## What the exercise asks
Determine how many lines contain the string "logo" and reply with that number alone.

Records contained in a dataset
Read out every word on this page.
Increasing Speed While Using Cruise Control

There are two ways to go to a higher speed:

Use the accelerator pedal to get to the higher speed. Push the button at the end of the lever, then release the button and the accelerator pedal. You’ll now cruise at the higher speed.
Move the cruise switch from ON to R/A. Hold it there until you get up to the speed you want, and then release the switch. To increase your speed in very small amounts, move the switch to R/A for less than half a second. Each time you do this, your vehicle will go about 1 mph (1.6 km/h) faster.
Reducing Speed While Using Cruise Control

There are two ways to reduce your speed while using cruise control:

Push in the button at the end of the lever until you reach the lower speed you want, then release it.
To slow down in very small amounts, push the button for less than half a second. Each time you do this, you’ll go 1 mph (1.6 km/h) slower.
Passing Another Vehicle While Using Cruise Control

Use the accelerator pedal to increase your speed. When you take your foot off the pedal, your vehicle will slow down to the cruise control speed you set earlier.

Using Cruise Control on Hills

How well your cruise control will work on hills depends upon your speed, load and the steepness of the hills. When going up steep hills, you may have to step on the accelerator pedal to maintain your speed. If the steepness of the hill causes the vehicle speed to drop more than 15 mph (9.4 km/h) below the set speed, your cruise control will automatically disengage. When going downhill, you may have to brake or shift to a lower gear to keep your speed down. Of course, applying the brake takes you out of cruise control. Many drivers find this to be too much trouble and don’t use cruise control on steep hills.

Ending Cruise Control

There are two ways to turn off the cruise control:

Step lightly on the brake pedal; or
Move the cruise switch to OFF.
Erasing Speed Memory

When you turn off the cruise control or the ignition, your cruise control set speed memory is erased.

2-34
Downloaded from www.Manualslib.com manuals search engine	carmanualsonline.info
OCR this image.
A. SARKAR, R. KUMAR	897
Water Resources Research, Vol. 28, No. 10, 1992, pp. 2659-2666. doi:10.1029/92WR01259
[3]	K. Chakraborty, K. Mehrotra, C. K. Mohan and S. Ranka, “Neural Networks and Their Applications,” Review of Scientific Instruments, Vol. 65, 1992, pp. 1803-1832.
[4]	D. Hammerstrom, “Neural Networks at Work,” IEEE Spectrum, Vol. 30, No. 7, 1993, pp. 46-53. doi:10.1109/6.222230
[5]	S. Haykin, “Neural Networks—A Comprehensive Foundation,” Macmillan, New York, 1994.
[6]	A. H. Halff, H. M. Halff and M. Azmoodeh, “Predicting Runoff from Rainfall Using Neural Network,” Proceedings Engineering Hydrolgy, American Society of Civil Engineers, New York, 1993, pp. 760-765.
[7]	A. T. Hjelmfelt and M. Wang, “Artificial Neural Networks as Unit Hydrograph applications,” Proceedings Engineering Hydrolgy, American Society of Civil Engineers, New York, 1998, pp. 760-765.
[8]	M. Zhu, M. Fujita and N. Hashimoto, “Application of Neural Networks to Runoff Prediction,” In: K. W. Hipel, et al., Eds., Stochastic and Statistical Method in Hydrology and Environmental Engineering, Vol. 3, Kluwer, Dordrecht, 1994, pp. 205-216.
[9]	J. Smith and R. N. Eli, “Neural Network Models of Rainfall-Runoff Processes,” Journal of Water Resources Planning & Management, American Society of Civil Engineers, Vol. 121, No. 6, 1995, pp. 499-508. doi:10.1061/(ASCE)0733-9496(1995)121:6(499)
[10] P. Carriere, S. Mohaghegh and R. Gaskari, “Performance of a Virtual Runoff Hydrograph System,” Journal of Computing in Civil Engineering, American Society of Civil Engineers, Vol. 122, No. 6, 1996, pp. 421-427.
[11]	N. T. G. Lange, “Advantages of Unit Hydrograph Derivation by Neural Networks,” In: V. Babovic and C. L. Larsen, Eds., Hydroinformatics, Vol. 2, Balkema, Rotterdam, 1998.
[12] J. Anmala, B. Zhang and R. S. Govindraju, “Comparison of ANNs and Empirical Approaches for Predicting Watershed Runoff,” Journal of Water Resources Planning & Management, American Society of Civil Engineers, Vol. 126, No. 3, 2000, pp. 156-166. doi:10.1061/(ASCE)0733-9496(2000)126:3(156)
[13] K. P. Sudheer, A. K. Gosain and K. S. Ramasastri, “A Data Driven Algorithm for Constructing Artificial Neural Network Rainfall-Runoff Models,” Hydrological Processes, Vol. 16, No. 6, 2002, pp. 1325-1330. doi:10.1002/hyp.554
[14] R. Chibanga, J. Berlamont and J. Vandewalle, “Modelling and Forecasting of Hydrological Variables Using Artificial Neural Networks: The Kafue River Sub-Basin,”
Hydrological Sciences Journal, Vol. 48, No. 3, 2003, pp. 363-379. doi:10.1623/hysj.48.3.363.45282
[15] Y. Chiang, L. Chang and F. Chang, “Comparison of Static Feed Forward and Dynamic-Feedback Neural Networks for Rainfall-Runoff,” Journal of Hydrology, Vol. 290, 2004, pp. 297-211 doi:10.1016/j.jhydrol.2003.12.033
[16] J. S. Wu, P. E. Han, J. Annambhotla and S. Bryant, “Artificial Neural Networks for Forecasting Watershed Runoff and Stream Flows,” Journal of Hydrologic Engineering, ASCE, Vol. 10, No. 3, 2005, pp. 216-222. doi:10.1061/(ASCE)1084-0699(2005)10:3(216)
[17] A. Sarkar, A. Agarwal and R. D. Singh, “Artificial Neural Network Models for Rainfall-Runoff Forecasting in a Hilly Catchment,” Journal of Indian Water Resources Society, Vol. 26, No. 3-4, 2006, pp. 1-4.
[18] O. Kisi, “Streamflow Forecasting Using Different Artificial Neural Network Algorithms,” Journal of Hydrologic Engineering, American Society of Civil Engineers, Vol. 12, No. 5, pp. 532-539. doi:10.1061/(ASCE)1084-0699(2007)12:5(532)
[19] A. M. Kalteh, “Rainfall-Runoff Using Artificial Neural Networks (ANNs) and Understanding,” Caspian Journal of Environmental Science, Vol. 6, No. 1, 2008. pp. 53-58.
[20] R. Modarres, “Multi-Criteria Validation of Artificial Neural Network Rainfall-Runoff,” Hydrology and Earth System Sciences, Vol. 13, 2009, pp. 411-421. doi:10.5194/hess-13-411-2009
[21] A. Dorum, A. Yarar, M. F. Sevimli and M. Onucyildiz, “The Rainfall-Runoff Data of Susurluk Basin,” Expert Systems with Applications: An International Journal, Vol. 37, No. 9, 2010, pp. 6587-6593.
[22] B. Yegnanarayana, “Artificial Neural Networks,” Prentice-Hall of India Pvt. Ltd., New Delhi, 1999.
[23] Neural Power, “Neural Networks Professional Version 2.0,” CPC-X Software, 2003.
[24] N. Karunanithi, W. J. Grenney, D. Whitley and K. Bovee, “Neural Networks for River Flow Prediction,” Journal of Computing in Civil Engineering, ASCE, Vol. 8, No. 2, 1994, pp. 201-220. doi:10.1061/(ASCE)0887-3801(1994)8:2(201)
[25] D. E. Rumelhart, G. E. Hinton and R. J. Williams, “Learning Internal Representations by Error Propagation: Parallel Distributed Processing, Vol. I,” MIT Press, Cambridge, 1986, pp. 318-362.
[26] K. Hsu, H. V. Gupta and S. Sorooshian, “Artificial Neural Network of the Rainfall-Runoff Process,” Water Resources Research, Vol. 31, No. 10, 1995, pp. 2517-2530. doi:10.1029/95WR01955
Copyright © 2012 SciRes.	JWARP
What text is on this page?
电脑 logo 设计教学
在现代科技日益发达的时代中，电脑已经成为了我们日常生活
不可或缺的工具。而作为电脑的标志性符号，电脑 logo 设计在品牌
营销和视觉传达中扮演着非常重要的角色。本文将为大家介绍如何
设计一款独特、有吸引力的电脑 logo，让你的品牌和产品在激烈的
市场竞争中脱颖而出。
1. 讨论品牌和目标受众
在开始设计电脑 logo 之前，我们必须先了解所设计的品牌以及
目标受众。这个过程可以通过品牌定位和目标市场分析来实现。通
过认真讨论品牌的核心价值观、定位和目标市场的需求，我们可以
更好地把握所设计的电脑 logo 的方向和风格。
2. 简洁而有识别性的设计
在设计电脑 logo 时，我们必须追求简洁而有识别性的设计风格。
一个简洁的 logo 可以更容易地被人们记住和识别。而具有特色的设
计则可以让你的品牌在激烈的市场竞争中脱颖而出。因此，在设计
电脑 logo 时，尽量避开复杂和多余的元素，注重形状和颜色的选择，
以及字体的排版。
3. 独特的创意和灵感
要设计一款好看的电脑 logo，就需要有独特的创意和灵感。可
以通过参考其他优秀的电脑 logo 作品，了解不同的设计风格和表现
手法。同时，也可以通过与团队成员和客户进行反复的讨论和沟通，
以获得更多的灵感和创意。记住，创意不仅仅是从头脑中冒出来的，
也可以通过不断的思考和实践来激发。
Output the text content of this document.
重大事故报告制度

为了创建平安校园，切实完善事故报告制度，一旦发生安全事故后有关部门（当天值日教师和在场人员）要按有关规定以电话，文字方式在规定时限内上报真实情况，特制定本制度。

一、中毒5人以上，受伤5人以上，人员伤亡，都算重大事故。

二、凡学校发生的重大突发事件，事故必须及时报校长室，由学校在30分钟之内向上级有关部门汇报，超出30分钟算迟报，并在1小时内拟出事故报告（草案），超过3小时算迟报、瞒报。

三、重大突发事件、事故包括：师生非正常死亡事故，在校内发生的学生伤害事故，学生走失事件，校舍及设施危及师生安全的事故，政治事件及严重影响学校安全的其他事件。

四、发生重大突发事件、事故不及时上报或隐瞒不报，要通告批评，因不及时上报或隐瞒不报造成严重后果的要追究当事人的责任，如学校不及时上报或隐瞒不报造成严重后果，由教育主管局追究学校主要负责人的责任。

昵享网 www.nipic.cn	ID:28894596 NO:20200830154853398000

## Answer to the task
10